§ **Supplied information**
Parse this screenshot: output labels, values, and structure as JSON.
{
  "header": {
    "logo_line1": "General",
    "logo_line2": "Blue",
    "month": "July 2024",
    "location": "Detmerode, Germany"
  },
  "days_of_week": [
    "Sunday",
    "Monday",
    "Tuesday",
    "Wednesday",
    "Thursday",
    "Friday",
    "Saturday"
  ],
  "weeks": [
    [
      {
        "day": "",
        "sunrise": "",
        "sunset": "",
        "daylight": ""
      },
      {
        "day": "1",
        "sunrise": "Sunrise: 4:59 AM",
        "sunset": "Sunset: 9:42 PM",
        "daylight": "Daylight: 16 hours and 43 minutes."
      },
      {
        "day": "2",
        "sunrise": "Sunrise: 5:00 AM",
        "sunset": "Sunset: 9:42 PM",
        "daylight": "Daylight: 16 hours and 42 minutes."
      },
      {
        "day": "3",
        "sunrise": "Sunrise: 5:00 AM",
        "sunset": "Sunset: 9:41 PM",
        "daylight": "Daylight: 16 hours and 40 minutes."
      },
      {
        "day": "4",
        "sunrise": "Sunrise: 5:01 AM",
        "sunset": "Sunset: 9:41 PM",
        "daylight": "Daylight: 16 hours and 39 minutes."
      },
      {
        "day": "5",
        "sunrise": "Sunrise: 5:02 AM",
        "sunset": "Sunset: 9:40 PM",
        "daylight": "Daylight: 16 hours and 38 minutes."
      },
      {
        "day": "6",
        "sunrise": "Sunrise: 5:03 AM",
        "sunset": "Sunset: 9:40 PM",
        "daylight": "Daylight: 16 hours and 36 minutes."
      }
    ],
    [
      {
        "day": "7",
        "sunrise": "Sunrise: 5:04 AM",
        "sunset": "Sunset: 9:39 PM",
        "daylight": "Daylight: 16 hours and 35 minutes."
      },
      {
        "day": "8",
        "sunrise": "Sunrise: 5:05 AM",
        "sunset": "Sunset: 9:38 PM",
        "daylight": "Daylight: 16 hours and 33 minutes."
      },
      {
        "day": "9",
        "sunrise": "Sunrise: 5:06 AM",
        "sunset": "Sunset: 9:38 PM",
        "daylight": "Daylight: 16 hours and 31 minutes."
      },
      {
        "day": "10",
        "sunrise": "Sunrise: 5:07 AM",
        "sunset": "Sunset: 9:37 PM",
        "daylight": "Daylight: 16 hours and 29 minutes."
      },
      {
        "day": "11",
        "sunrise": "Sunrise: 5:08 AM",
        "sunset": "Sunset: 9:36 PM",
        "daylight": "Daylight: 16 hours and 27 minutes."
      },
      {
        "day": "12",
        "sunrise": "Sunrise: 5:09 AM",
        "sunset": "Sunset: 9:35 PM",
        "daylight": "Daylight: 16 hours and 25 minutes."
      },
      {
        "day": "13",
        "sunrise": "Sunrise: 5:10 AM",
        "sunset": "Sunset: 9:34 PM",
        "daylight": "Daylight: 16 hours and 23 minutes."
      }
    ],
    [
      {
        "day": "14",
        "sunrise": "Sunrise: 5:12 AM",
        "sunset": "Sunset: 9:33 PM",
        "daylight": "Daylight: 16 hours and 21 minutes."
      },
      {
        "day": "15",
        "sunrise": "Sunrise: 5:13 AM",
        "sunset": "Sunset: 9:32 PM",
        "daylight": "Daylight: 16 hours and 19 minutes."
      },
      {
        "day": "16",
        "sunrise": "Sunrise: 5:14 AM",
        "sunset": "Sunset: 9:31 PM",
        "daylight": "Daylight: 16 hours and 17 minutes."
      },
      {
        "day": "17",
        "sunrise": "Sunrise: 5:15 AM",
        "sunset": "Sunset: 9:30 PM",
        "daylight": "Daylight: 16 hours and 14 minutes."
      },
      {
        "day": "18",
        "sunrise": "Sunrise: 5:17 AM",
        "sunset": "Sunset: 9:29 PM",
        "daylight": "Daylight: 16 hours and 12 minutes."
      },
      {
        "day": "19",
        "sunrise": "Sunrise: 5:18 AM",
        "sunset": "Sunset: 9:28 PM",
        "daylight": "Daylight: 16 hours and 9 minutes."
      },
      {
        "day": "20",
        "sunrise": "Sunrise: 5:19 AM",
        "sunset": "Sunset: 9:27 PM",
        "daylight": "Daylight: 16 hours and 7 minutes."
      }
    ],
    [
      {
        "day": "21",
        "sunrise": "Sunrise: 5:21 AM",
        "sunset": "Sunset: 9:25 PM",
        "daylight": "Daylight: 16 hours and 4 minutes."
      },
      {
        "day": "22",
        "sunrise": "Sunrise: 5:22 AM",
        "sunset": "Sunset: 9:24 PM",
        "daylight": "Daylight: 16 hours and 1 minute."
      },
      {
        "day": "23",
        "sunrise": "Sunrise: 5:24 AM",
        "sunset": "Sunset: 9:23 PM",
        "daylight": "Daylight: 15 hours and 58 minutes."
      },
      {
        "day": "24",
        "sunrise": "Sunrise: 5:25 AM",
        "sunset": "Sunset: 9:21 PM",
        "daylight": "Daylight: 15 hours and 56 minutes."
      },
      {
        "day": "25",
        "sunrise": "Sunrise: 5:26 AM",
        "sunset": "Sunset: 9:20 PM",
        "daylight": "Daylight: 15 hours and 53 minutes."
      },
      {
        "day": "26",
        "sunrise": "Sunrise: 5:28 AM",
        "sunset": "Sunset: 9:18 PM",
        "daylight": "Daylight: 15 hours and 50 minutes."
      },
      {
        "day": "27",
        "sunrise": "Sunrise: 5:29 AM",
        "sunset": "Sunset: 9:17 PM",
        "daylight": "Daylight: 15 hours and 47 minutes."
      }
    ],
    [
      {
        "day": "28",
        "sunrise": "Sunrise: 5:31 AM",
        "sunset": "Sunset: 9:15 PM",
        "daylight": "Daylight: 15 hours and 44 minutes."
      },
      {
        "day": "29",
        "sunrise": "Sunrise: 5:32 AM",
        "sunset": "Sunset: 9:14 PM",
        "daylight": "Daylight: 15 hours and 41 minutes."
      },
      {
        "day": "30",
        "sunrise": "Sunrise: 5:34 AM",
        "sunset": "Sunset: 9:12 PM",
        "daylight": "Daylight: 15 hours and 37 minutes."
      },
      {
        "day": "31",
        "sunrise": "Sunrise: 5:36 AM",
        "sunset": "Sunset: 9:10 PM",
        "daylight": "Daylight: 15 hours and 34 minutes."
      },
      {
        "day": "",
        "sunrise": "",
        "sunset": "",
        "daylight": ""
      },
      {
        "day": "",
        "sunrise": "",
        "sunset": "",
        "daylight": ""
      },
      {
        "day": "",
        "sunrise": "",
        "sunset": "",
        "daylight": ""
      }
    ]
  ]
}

§ **To do**
Every entry must be quoted exactly as it appears above.

§ **Result for this exercise**
Parse this screenshot: output labels, values, and structure as JSON.
{
  "header": {
    "logo_line1": "General",
    "logo_line2": "Blue",
    "month": "July 2024",
    "location": "Detmerode, Germany"
  },
  "days_of_week": [
    "Sunday",
    "Monday",
    "Tuesday",
    "Wednesday",
    "Thursday",
    "Friday",
    "Saturday"
  ],
  "weeks": [
    [
      {
        "day": "",
        "sunrise": "",
        "sunset": "",
        "daylight": ""
      },
      {
        "day": "1",
        "sunrise": "Sunrise: 4:59 AM",
        "sunset": "Sunset: 9:42 PM",
        "daylight": "Daylight: 16 hours and 43 minutes."
      },
      {
        "day": "2",
        "sunrise": "Sunrise: 5:00 AM",
        "sunset": "Sunset: 9:42 PM",
        "daylight": "Daylight: 16 hours and 42 minutes."
      },
      {
        "day": "3",
        "sunrise": "Sunrise: 5:00 AM",
        "sunset": "Sunset: 9:41 PM",
        "daylight": "Daylight: 16 hours and 40 minutes."
      },
      {
        "day": "4",
        "sunrise": "Sunrise: 5:01 AM",
        "sunset": "Sunset: 9:41 PM",
        "daylight": "Daylight: 16 hours and 39 minutes."
      },
      {
        "day": "5",
        "sunrise": "Sunrise: 5:02 AM",
        "sunset": "Sunset: 9:40 PM",
        "daylight": "Daylight: 16 hours and 38 minutes."
      },
      {
        "day": "6",
        "sunrise": "Sunrise: 5:03 AM",
        "sunset": "Sunset: 9:40 PM",
        "daylight": "Daylight: 16 hours and 36 minutes."
      }
    ],
    [
      {
        "day": "7",
        "sunrise": "Sunrise: 5:04 AM",
        "sunset": "Sunset: 9:39 PM",
        "daylight": "Daylight: 16 hours and 35 minutes."
      },
      {
        "day": "8",
        "sunrise": "Sunrise: 5:05 AM",
        "sunset": "Sunset: 9:38 PM",
        "daylight": "Daylight: 16 hours and 33 minutes."
      },
      {
        "day": "9",
        "sunrise": "Sunrise: 5:06 AM",
        "sunset": "Sunset: 9:38 PM",
        "daylight": "Daylight: 16 hours and 31 minutes."
      },
      {
        "day": "10",
        "sunrise": "Sunrise: 5:07 AM",
        "sunset": "Sunset: 9:37 PM",
        "daylight": "Daylight: 16 hours and 29 minutes."
      },
      {
        "day": "11",
        "sunrise": "Sunrise: 5:08 AM",
        "sunset": "Sunset: 9:36 PM",
        "daylight": "Daylight: 16 hours and 27 minutes."
      },
      {
        "day": "12",
        "sunrise": "Sunrise: 5:09 AM",
        "sunset": "Sunset: 9:35 PM",
        "daylight": "Daylight: 16 hours and 25 minutes."
      },
      {
        "day": "13",
        "sunrise": "Sunrise: 5:10 AM",
        "sunset": "Sunset: 9:34 PM",
        "daylight": "Daylight: 16 hours and 23 minutes."
      }
    ],
    [
      {
        "day": "14",
        "sunrise": "Sunrise: 5:12 AM",
        "sunset": "Sunset: 9:33 PM",
        "daylight": "Daylight: 16 hours and 21 minutes."
      },
      {
        "day": "15",
        "sunrise": "Sunrise: 5:13 AM",
        "sunset": "Sunset: 9:32 PM",
        "daylight": "Daylight: 16 hours and 19 minutes."
      },
      {
        "day": "16",
        "sunrise": "Sunrise: 5:14 AM",
        "sunset": "Sunset: 9:31 PM",
        "daylight": "Daylight: 16 hours and 17 minutes."
      },
      {
        "day": "17",
        "sunrise": "Sunrise: 5:15 AM",
        "sunset": "Sunset: 9:30 PM",
        "daylight": "Daylight: 16 hours and 14 minutes."
      },
      {
        "day": "18",
        "sunrise": "Sunrise: 5:17 AM",
        "sunset": "Sunset: 9:29 PM",
        "daylight": "Daylight: 16 hours and 12 minutes."
      },
      {
        "day": "19",
        "sunrise": "Sunrise: 5:18 AM",
        "sunset": "Sunset: 9:28 PM",
        "daylight": "Daylight: 16 hours and 9 minutes."
      },
      {
        "day": "20",
        "sunrise": "Sunrise: 5:19 AM",
        "sunset": "Sunset: 9:27 PM",
        "daylight": "Daylight: 16 hours and 7 minutes."
      }
    ],
    [
      {
        "day": "21",
        "sunrise": "Sunrise: 5:21 AM",
        "sunset": "Sunset: 9:25 PM",
        "daylight": "Daylight: 16 hours and 4 minutes."
      },
      {
        "day": "22",
        "sunrise": "Sunrise: 5:22 AM",
        "sunset": "Sunset: 9:24 PM",
        "daylight": "Daylight: 16 hours and 1 minute."
      },
      {
        "day": "23",
        "sunrise": "Sunrise: 5:24 AM",
        "sunset": "Sunset: 9:23 PM",
        "daylight": "Daylight: 15 hours and 58 minutes."
      },
      {
        "day": "24",
        "sunrise": "Sunrise: 5:25 AM",
        "sunset": "Sunset: 9:21 PM",
        "daylight": "Daylight: 15 hours and 56 minutes."
      },
      {
        "day": "25",
        "sunrise": "Sunrise: 5:26 AM",
        "sunset": "Sunset: 9:20 PM",
        "daylight": "Daylight: 15 hours and 53 minutes."
      },
      {
        "day": "26",
        "sunrise": "Sunrise: 5:28 AM",
        "sunset": "Sunset: 9:18 PM",
        "daylight": "Daylight: 15 hours and 50 minutes."
      },
      {
        "day": "27",
        "sunrise": "Sunrise: 5:29 AM",
        "sunset": "Sunset: 9:17 PM",
        "daylight": "Daylight: 15 hours and 47 minutes."
      }
    ],
    [
      {
        "day": "28",
        "sunrise": "Sunrise: 5:31 AM",
        "sunset": "Sunset: 9:15 PM",
        "daylight": "Daylight: 15 hours and 44 minutes."
      },
      {
        "day": "29",
        "sunrise": "Sunrise: 5:32 AM",
        "sunset": "Sunset: 9:14 PM",
        "daylight": "Daylight: 15 hours and 41 minutes."
      },
      {
        "day": "30",
        "sunrise": "Sunrise: 5:34 AM",
        "sunset": "Sunset: 9:12 PM",
        "daylight": "Daylight: 15 hours and 37 minutes."
      },
      {
        "day": "31",
        "sunrise": "Sunrise: 5:36 AM",
        "sunset": "Sunset: 9:10 PM",
        "daylight": "Daylight: 15 hours and 34 minutes."
      },
      {
        "day": "",
        "sunrise": "",
        "sunset": "",
        "daylight": ""
      },
      {
        "day": "",
        "sunrise": "",
        "sunset": "",
        "daylight": ""
      },
      {
        "day": "",
        "sunrise": "",
        "sunset": "",
        "daylight": ""
      }
    ]
  ]
}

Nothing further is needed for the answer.